→ Set exercise
Look for the word "ballot" in the entries below, then copy every line that has it.
--- start Listing ---
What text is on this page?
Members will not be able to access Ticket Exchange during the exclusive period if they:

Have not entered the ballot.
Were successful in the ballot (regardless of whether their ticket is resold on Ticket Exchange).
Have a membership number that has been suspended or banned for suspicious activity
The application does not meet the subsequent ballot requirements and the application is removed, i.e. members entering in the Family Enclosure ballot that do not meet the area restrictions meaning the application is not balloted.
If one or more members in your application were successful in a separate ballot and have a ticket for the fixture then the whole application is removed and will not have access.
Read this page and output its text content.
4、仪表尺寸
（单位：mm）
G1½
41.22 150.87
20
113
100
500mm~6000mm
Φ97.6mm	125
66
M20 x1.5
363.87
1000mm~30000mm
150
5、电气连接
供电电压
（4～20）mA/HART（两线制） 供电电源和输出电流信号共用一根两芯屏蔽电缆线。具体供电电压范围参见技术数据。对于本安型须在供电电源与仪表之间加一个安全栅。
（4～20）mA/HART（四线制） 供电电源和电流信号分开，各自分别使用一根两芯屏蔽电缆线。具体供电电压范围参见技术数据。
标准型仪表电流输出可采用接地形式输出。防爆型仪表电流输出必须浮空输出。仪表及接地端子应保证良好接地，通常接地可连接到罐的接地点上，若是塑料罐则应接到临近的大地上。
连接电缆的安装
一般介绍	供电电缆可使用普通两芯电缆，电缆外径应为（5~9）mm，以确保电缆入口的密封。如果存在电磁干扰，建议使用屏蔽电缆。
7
--- end Listing ---
→ Solution
Have not entered the ballot.
Were successful in the ballot (regardless of whether their ticket is resold on Ticket Exchange).
The application does not meet the subsequent ballot requirements and the application is removed, i.e. members entering in the Family Enclosure ballot that do not meet the area restrictions meaning the application is not balloted.
If one or more members in your application were successful in a separate ballot and have a ticket for the fixture then the whole application is removed and will not have access.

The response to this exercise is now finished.